EXERCISE TASK: Quote every line of the data below as it stands, omitting pictures.

TASK MATERIAL:

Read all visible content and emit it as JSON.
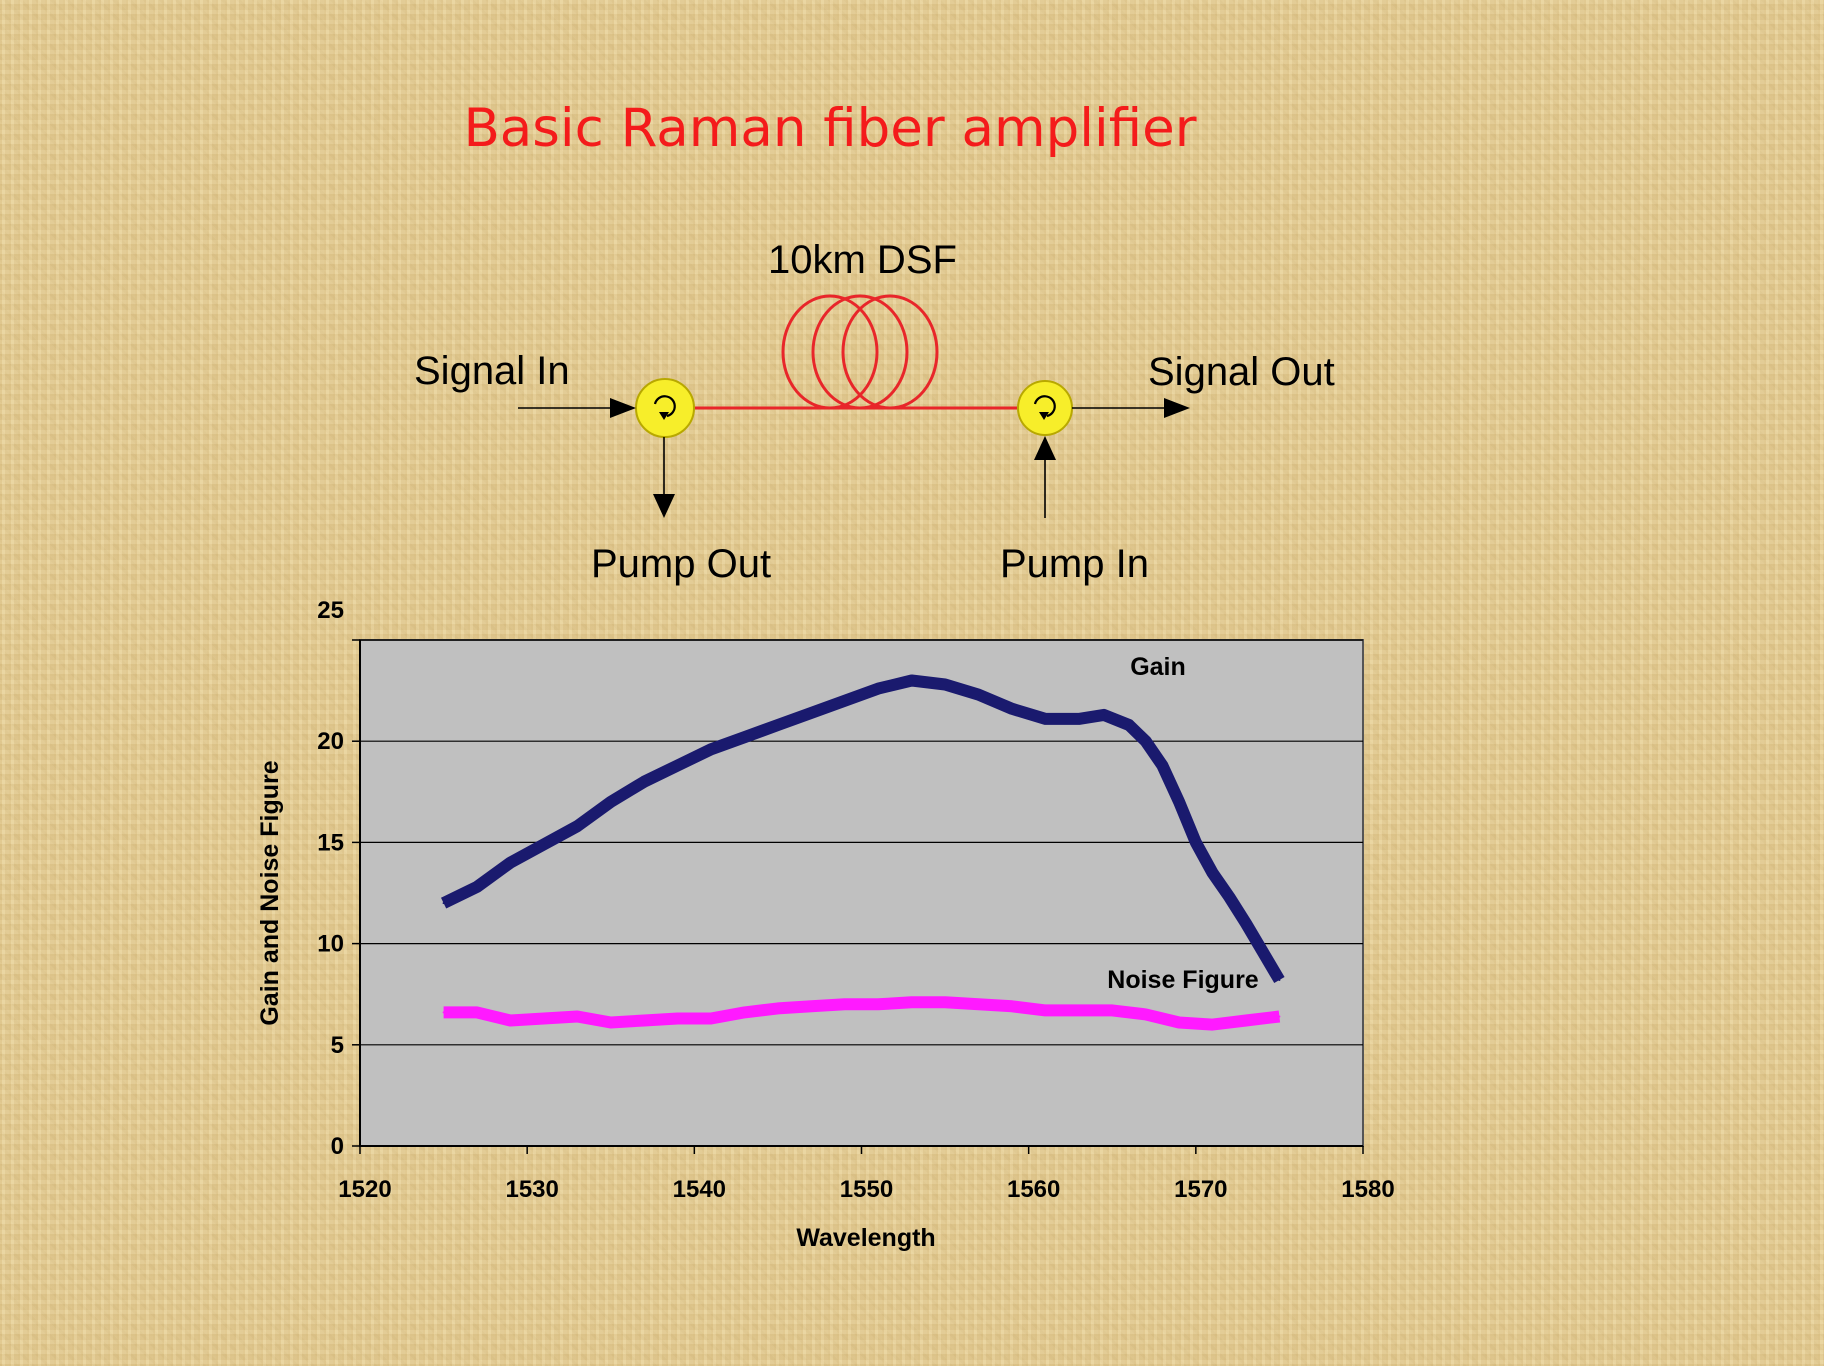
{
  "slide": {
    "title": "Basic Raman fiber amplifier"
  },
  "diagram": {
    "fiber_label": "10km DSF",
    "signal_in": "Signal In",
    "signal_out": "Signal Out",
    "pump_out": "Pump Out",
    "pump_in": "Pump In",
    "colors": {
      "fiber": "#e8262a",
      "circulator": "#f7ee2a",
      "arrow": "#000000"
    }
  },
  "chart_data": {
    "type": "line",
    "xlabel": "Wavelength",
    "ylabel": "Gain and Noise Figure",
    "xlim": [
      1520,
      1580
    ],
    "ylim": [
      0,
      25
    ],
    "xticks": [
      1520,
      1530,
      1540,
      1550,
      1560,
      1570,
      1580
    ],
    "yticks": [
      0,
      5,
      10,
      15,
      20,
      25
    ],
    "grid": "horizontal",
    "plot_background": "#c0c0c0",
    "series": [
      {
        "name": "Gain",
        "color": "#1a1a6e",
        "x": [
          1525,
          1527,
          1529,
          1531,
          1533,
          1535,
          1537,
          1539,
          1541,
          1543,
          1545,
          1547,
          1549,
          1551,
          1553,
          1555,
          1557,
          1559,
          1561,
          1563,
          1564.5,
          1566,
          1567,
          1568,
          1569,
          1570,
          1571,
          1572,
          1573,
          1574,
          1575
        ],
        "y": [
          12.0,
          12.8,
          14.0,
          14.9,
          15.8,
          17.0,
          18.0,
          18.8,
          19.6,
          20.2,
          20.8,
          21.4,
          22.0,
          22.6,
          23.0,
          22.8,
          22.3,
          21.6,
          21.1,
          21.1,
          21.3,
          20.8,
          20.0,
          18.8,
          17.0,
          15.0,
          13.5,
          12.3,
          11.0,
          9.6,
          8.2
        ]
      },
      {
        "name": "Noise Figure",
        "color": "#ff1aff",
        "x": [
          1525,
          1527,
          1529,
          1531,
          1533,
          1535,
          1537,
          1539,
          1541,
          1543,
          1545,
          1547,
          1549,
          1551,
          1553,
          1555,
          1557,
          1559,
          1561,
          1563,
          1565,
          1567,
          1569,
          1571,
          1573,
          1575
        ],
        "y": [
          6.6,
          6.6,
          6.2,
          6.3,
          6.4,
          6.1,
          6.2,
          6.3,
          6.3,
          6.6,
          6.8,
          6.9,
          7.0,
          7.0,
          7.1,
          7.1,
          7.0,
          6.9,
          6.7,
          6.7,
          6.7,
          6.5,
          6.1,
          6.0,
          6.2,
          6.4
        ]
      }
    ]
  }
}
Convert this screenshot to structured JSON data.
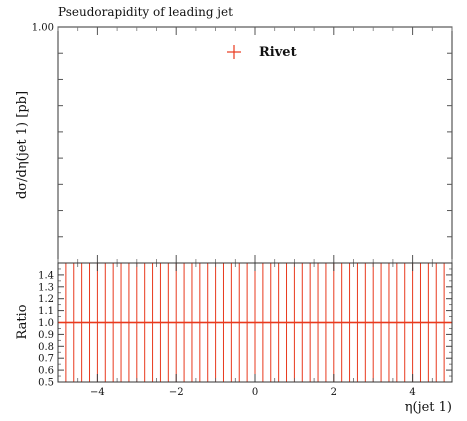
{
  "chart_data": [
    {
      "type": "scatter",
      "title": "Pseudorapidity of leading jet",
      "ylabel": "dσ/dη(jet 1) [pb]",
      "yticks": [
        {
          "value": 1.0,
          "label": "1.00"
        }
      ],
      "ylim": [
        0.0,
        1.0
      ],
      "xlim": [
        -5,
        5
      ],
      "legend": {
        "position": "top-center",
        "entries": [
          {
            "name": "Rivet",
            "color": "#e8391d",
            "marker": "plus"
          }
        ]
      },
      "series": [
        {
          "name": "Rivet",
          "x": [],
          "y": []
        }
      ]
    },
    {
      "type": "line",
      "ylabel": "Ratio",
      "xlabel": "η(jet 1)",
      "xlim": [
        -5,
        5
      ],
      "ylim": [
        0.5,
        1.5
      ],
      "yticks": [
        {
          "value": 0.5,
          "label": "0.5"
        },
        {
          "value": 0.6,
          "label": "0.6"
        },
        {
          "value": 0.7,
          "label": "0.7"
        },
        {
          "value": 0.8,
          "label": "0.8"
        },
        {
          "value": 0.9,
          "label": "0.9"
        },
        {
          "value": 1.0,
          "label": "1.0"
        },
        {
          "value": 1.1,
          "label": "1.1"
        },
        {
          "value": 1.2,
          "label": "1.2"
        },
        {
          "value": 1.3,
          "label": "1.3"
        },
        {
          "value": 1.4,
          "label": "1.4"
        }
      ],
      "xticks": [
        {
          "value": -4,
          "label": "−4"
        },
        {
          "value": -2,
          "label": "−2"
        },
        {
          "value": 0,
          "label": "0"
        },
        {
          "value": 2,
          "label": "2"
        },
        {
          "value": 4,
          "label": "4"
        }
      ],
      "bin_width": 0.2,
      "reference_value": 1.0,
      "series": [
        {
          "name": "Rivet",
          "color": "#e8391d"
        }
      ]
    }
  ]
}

THE RESULT:
Read all visible content and emit it as JSON.
{
  "slide": {
    "title": "Basic Raman fiber amplifier"
  },
  "diagram": {
    "fiber_label": "10km DSF",
    "signal_in": "Signal In",
    "signal_out": "Signal Out",
    "pump_out": "Pump Out",
    "pump_in": "Pump In",
    "colors": {
      "fiber": "#e8262a",
      "circulator": "#f7ee2a",
      "arrow": "#000000"
    }
  },
  "chart_data": {
    "type": "line",
    "xlabel": "Wavelength",
    "ylabel": "Gain and Noise Figure",
    "xlim": [
      1520,
      1580
    ],
    "ylim": [
      0,
      25
    ],
    "xticks": [
      1520,
      1530,
      1540,
      1550,
      1560,
      1570,
      1580
    ],
    "yticks": [
      0,
      5,
      10,
      15,
      20,
      25
    ],
    "grid": "horizontal",
    "plot_background": "#c0c0c0",
    "series": [
      {
        "name": "Gain",
        "color": "#1a1a6e",
        "x": [
          1525,
          1527,
          1529,
          1531,
          1533,
          1535,
          1537,
          1539,
          1541,
          1543,
          1545,
          1547,
          1549,
          1551,
          1553,
          1555,
          1557,
          1559,
          1561,
          1563,
          1564.5,
          1566,
          1567,
          1568,
          1569,
          1570,
          1571,
          1572,
          1573,
          1574,
          1575
        ],
        "y": [
          12.0,
          12.8,
          14.0,
          14.9,
          15.8,
          17.0,
          18.0,
          18.8,
          19.6,
          20.2,
          20.8,
          21.4,
          22.0,
          22.6,
          23.0,
          22.8,
          22.3,
          21.6,
          21.1,
          21.1,
          21.3,
          20.8,
          20.0,
          18.8,
          17.0,
          15.0,
          13.5,
          12.3,
          11.0,
          9.6,
          8.2
        ]
      },
      {
        "name": "Noise Figure",
        "color": "#ff1aff",
        "x": [
          1525,
          1527,
          1529,
          1531,
          1533,
          1535,
          1537,
          1539,
          1541,
          1543,
          1545,
          1547,
          1549,
          1551,
          1553,
          1555,
          1557,
          1559,
          1561,
          1563,
          1565,
          1567,
          1569,
          1571,
          1573,
          1575
        ],
        "y": [
          6.6,
          6.6,
          6.2,
          6.3,
          6.4,
          6.1,
          6.2,
          6.3,
          6.3,
          6.6,
          6.8,
          6.9,
          7.0,
          7.0,
          7.1,
          7.1,
          7.0,
          6.9,
          6.7,
          6.7,
          6.7,
          6.5,
          6.1,
          6.0,
          6.2,
          6.4
        ]
      }
    ]
  }
}
Convert this screenshot to structured JSON data.
{
  "chart_data": [
    {
      "type": "scatter",
      "title": "Pseudorapidity of leading jet",
      "ylabel": "dσ/dη(jet 1) [pb]",
      "yticks": [
        {
          "value": 1.0,
          "label": "1.00"
        }
      ],
      "ylim": [
        0.0,
        1.0
      ],
      "xlim": [
        -5,
        5
      ],
      "legend": {
        "position": "top-center",
        "entries": [
          {
            "name": "Rivet",
            "color": "#e8391d",
            "marker": "plus"
          }
        ]
      },
      "series": [
        {
          "name": "Rivet",
          "x": [],
          "y": []
        }
      ]
    },
    {
      "type": "line",
      "ylabel": "Ratio",
      "xlabel": "η(jet 1)",
      "xlim": [
        -5,
        5
      ],
      "ylim": [
        0.5,
        1.5
      ],
      "yticks": [
        {
          "value": 0.5,
          "label": "0.5"
        },
        {
          "value": 0.6,
          "label": "0.6"
        },
        {
          "value": 0.7,
          "label": "0.7"
        },
        {
          "value": 0.8,
          "label": "0.8"
        },
        {
          "value": 0.9,
          "label": "0.9"
        },
        {
          "value": 1.0,
          "label": "1.0"
        },
        {
          "value": 1.1,
          "label": "1.1"
        },
        {
          "value": 1.2,
          "label": "1.2"
        },
        {
          "value": 1.3,
          "label": "1.3"
        },
        {
          "value": 1.4,
          "label": "1.4"
        }
      ],
      "xticks": [
        {
          "value": -4,
          "label": "−4"
        },
        {
          "value": -2,
          "label": "−2"
        },
        {
          "value": 0,
          "label": "0"
        },
        {
          "value": 2,
          "label": "2"
        },
        {
          "value": 4,
          "label": "4"
        }
      ],
      "bin_width": 0.2,
      "reference_value": 1.0,
      "series": [
        {
          "name": "Rivet",
          "color": "#e8391d"
        }
      ]
    }
  ]
}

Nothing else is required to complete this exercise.